WORK TO BE COMPLETED: The records below need retyping in full; give them again exactly.

Entries with figure data
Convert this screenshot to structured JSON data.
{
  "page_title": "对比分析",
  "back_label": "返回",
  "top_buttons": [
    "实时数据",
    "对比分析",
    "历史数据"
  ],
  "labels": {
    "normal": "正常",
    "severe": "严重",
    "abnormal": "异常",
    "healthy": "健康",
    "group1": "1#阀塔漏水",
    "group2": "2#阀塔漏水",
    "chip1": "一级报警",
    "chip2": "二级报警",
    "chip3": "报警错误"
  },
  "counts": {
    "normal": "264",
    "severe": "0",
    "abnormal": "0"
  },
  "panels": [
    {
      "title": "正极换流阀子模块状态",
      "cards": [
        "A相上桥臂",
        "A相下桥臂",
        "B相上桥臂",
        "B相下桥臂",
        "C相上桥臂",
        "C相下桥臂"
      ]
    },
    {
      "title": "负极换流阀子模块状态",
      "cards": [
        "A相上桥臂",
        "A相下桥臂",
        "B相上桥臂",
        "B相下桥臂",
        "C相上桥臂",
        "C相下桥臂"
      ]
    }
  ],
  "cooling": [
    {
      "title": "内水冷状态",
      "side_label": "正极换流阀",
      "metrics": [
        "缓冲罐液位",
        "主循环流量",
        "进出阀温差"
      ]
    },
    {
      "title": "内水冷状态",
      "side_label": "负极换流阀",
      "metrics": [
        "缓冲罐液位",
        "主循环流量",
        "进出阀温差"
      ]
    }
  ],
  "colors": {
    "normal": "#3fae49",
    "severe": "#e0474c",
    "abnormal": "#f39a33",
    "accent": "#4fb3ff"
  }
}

SOLUTION BELOW:
Convert this screenshot to structured JSON data.
{
  "page_title": "对比分析",
  "back_label": "返回",
  "top_buttons": [
    "实时数据",
    "对比分析",
    "历史数据"
  ],
  "labels": {
    "normal": "正常",
    "severe": "严重",
    "abnormal": "异常",
    "healthy": "健康",
    "group1": "1#阀塔漏水",
    "group2": "2#阀塔漏水",
    "chip1": "一级报警",
    "chip2": "二级报警",
    "chip3": "报警错误"
  },
  "counts": {
    "normal": "264",
    "severe": "0",
    "abnormal": "0"
  },
  "panels": [
    {
      "title": "正极换流阀子模块状态",
      "cards": [
        "A相上桥臂",
        "A相下桥臂",
        "B相上桥臂",
        "B相下桥臂",
        "C相上桥臂",
        "C相下桥臂"
      ]
    },
    {
      "title": "负极换流阀子模块状态",
      "cards": [
        "A相上桥臂",
        "A相下桥臂",
        "B相上桥臂",
        "B相下桥臂",
        "C相上桥臂",
        "C相下桥臂"
      ]
    }
  ],
  "cooling": [
    {
      "title": "内水冷状态",
      "side_label": "正极换流阀",
      "metrics": [
        "缓冲罐液位",
        "主循环流量",
        "进出阀温差"
      ]
    },
    {
      "title": "内水冷状态",
      "side_label": "负极换流阀",
      "metrics": [
        "缓冲罐液位",
        "主循环流量",
        "进出阀温差"
      ]
    }
  ],
  "colors": {
    "normal": "#3fae49",
    "severe": "#e0474c",
    "abnormal": "#f39a33",
    "accent": "#4fb3ff"
  }
}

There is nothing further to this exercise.